AIM OF THE TASK - Transcribe all the entries word for word, skipping the pictures.

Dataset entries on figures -
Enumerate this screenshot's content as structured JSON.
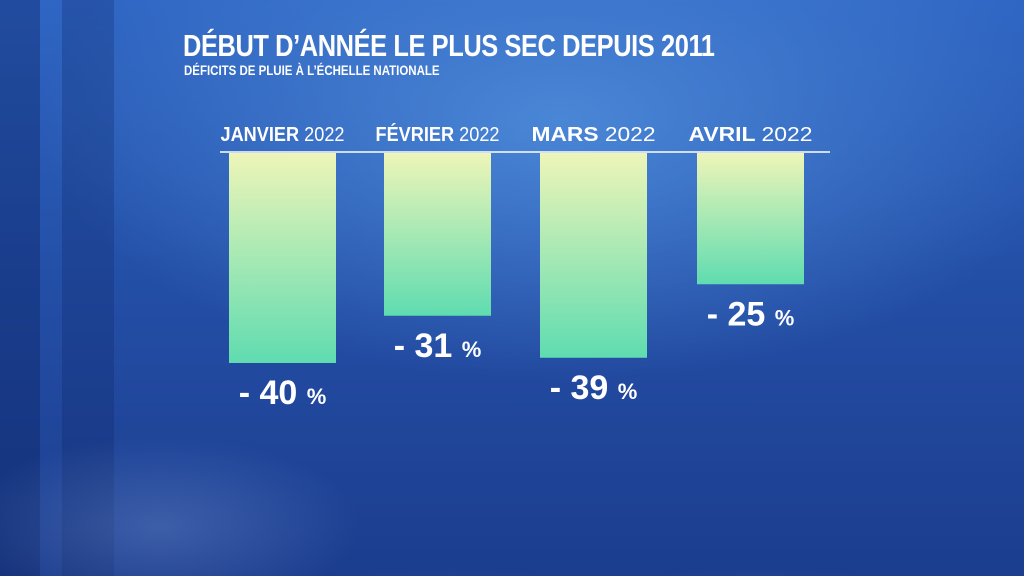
{
  "chart_data": {
    "type": "bar",
    "title": "DÉBUT D’ANNÉE LE PLUS SEC DEPUIS 2011",
    "subtitle": "DÉFICITS DE PLUIE À L’ÉCHELLE NATIONALE",
    "categories": [
      {
        "month": "JANVIER",
        "year": "2022"
      },
      {
        "month": "FÉVRIER",
        "year": "2022"
      },
      {
        "month": "MARS",
        "year": "2022"
      },
      {
        "month": "AVRIL",
        "year": "2022"
      }
    ],
    "values": [
      -40,
      -31,
      -39,
      -25
    ],
    "value_labels": [
      "- 40",
      "- 31",
      "- 39",
      "- 25"
    ],
    "unit": "%",
    "xlabel": "",
    "ylabel": "",
    "ylim": [
      -40,
      0
    ],
    "colors": {
      "bar_top": "#eef5b8",
      "bar_bottom": "#5fdcb0"
    }
  }
}
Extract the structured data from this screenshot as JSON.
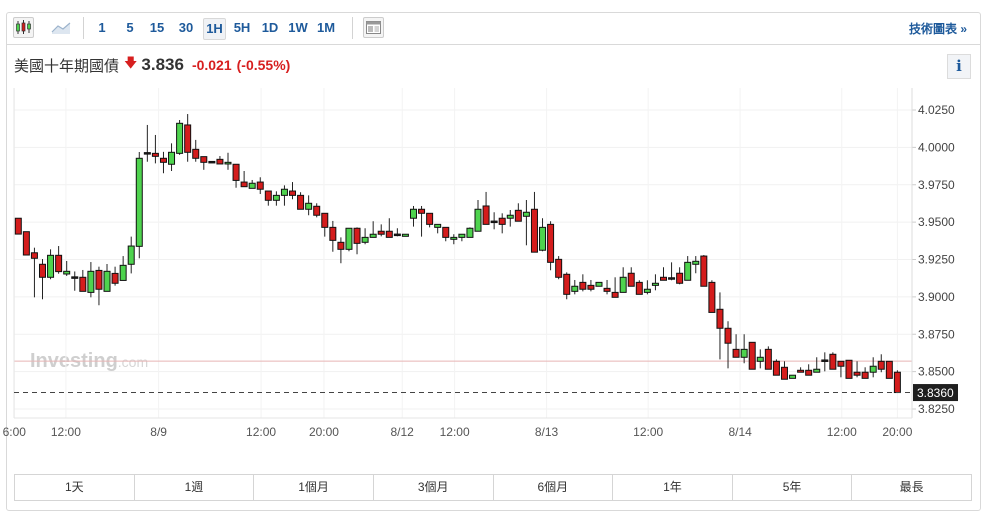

WORKED SOLUTION -
Enumerate this screenshot's content as structured JSON.
{
  "chart_data": {
    "type": "bar",
    "title": "DÉBUT D’ANNÉE LE PLUS SEC DEPUIS 2011",
    "subtitle": "DÉFICITS DE PLUIE À L’ÉCHELLE NATIONALE",
    "categories": [
      {
        "month": "JANVIER",
        "year": "2022"
      },
      {
        "month": "FÉVRIER",
        "year": "2022"
      },
      {
        "month": "MARS",
        "year": "2022"
      },
      {
        "month": "AVRIL",
        "year": "2022"
      }
    ],
    "values": [
      -40,
      -31,
      -39,
      -25
    ],
    "value_labels": [
      "- 40",
      "- 31",
      "- 39",
      "- 25"
    ],
    "unit": "%",
    "xlabel": "",
    "ylabel": "",
    "ylim": [
      -40,
      0
    ],
    "colors": {
      "bar_top": "#eef5b8",
      "bar_bottom": "#5fdcb0"
    }
  }
}
Extract the structured data from this screenshot as JSON.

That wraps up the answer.